== WHAT IS REQUIRED ==
For the data below, report only the number of lines containing the string "JSON".

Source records

------------------------

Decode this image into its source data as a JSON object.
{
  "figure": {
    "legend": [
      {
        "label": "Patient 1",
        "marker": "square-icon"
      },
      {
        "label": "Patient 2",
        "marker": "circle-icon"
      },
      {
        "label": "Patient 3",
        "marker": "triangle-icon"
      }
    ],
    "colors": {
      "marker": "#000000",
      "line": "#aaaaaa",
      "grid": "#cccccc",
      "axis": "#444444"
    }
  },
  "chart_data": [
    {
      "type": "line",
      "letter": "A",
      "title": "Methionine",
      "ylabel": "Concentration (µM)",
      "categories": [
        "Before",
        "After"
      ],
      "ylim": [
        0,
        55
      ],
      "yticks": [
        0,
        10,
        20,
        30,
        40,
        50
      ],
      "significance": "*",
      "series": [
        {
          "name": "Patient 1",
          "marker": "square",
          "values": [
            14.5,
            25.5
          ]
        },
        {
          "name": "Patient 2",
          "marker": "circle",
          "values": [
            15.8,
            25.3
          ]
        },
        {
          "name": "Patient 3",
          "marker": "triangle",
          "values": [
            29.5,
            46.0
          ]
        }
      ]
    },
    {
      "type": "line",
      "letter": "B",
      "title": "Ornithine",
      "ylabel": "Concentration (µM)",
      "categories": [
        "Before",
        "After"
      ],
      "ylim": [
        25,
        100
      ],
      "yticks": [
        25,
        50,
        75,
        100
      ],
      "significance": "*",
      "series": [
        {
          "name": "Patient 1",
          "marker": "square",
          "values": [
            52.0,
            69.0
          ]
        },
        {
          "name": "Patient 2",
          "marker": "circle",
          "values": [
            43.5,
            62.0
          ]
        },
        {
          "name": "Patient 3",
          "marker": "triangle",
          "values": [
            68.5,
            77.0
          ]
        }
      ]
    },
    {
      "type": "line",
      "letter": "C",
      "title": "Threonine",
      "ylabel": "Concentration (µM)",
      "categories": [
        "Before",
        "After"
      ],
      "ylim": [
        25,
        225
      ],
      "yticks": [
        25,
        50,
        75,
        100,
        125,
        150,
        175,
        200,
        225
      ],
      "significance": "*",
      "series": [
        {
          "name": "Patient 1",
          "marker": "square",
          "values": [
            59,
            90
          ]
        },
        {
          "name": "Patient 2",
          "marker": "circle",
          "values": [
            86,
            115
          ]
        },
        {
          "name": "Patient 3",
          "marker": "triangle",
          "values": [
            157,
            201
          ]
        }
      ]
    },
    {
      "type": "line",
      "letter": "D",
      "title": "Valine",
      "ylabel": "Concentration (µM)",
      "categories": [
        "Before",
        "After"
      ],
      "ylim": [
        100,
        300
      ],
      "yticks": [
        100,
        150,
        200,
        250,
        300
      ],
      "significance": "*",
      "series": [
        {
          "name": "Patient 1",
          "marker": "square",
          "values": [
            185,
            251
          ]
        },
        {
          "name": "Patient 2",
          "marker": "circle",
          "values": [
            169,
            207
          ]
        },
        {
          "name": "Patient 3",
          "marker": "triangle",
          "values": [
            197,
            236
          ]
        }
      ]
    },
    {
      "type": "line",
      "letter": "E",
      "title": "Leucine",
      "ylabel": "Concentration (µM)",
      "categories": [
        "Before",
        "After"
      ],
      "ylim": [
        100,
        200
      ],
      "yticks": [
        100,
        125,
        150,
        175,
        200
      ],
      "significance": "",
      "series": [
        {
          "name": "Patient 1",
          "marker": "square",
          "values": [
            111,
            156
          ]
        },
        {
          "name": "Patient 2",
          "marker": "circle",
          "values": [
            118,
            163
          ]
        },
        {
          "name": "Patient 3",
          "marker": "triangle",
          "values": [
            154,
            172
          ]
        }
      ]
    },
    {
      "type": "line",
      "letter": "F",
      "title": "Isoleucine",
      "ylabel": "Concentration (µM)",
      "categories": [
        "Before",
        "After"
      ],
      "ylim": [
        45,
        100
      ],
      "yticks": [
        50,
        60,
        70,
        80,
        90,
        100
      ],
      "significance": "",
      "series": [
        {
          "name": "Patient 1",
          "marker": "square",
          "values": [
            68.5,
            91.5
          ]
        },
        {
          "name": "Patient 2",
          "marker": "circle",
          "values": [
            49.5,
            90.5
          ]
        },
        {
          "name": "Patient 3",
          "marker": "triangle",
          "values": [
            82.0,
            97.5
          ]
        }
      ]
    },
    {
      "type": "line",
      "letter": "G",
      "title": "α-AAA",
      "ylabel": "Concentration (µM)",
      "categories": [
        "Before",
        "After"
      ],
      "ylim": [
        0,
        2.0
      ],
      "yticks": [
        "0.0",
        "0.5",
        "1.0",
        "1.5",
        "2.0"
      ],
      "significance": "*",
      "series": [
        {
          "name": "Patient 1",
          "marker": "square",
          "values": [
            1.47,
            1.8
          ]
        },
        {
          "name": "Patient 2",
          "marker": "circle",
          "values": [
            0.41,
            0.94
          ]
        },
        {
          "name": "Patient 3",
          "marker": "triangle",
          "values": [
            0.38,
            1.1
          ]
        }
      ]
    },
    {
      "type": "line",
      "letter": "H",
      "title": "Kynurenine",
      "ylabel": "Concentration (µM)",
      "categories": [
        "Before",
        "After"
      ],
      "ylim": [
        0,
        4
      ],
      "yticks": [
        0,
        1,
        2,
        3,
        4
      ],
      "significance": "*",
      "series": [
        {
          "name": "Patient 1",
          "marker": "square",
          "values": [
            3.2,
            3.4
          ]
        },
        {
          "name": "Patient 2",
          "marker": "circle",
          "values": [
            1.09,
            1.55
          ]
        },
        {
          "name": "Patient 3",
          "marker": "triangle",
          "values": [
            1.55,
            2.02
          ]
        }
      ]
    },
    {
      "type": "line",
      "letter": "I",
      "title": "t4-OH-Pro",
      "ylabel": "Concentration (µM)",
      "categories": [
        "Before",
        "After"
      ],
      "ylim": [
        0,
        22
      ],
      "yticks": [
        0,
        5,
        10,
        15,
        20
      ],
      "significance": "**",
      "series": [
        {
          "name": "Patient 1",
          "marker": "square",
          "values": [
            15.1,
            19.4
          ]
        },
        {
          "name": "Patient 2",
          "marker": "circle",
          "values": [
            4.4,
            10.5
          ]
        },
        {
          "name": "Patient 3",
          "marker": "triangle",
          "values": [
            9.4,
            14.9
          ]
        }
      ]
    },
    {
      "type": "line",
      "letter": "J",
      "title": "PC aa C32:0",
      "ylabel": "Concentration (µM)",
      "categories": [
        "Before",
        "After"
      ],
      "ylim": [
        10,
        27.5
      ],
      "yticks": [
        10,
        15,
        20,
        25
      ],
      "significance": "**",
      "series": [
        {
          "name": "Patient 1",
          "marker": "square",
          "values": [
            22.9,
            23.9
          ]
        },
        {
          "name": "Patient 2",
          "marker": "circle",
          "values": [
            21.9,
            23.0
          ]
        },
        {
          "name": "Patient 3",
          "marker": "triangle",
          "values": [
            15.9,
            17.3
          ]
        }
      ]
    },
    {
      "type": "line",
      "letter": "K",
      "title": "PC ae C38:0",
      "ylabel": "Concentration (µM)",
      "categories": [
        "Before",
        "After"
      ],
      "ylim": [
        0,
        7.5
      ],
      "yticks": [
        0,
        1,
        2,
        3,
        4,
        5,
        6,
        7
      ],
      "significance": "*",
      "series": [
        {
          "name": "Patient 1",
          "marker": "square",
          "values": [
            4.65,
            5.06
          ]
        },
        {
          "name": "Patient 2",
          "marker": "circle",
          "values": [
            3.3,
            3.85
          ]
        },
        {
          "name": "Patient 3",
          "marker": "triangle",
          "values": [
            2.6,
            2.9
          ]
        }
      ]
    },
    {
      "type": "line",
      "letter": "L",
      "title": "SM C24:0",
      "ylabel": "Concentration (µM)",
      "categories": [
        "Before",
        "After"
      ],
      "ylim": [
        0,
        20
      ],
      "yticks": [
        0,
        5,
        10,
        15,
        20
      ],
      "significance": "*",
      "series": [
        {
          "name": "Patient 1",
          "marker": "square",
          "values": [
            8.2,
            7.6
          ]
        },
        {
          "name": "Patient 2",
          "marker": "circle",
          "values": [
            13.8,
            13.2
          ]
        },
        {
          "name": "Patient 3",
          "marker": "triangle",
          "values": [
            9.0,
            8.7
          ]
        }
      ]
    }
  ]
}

------------------------

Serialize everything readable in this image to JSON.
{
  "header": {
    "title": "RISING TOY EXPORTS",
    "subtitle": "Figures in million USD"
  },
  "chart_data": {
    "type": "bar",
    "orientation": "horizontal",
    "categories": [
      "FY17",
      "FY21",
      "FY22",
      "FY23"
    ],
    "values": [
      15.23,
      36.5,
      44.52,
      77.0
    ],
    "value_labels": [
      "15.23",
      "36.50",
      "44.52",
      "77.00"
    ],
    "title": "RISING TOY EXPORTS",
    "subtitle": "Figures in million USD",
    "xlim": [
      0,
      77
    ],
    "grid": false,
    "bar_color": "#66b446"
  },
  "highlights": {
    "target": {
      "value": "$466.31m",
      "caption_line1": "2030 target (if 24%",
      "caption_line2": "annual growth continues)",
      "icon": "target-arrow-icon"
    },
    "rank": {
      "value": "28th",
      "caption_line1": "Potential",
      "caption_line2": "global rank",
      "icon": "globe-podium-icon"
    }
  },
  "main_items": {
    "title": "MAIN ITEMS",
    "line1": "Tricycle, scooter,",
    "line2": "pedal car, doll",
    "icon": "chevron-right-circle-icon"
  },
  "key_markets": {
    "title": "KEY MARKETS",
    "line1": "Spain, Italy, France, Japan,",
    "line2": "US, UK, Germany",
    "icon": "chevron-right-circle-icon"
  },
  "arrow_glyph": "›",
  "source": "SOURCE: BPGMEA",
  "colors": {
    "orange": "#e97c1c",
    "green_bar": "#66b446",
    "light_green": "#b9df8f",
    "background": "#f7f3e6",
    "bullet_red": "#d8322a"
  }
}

------------------------

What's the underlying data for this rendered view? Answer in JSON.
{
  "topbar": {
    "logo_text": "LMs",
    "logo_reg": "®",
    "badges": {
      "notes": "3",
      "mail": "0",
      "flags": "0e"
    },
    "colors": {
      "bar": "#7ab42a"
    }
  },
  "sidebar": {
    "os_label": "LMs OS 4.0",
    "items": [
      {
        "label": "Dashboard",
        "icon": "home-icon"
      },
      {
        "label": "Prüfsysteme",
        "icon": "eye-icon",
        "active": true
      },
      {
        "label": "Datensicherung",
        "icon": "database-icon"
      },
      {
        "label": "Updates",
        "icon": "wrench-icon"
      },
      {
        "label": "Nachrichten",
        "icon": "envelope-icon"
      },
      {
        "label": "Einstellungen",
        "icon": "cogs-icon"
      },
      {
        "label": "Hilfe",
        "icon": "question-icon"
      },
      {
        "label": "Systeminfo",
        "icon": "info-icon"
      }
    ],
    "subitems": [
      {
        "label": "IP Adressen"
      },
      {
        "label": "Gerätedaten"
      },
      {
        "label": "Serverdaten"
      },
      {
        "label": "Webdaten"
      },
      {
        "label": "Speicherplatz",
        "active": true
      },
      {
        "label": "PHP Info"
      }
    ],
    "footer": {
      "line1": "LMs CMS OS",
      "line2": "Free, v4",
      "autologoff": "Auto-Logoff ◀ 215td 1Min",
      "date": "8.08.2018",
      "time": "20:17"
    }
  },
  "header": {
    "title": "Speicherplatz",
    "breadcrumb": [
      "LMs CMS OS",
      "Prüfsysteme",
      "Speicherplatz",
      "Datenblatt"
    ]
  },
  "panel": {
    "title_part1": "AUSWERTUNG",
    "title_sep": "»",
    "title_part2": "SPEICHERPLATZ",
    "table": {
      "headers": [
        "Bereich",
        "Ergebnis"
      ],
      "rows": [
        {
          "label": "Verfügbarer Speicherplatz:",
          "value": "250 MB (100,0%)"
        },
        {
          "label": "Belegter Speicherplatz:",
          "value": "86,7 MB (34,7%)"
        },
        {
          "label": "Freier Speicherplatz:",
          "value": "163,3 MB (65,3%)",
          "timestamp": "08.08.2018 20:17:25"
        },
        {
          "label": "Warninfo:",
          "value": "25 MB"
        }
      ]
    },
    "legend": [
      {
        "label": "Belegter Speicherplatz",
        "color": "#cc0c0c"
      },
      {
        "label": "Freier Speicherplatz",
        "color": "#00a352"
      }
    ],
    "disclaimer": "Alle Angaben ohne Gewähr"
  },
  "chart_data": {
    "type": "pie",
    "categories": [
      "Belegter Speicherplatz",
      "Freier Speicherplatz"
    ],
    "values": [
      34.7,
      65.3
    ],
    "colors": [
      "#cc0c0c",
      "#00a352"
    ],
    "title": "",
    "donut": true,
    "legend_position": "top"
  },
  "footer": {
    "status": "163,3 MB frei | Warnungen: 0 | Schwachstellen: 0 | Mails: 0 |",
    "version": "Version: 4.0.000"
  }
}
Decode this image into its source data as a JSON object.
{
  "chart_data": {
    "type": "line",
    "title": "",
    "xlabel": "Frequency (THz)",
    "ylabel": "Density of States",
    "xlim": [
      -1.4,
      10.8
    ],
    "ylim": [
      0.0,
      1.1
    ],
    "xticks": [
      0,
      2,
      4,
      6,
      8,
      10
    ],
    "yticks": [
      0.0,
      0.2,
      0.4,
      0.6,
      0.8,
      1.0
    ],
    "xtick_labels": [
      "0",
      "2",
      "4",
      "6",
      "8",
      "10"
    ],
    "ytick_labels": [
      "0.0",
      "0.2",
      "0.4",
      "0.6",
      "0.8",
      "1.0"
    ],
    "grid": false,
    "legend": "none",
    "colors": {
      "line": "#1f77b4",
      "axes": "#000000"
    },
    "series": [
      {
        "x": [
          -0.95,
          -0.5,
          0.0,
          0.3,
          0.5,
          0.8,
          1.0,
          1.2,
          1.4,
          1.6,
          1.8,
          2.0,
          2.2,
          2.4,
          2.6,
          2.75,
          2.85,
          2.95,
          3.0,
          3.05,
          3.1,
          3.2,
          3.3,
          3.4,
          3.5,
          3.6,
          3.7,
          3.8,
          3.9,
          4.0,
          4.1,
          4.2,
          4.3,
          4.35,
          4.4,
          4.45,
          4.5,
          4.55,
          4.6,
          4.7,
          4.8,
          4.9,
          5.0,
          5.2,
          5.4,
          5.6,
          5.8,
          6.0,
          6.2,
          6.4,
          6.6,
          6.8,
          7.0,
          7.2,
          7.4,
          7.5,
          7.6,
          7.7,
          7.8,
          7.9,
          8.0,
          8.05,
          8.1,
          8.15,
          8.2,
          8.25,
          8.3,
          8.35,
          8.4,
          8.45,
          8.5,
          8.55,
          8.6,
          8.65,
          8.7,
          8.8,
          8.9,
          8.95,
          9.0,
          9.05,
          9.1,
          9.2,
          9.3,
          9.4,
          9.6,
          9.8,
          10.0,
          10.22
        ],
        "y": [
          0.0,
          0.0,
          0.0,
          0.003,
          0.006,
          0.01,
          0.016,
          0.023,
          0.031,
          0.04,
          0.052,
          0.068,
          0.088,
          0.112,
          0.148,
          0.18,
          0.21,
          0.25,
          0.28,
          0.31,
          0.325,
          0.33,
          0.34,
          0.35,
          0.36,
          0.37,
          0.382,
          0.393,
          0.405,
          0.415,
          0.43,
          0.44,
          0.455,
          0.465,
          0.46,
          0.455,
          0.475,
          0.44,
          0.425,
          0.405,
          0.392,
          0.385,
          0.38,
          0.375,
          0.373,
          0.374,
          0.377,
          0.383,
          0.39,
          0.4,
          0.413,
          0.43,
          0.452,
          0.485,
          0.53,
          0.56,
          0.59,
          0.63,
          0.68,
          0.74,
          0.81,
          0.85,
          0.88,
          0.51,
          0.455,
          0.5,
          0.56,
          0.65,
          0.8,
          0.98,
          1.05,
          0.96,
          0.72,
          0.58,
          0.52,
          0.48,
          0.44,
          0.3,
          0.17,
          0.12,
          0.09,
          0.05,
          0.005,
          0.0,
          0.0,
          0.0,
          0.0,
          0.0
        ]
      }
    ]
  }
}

------------------------

== EXERCISE SOLUTION ==
4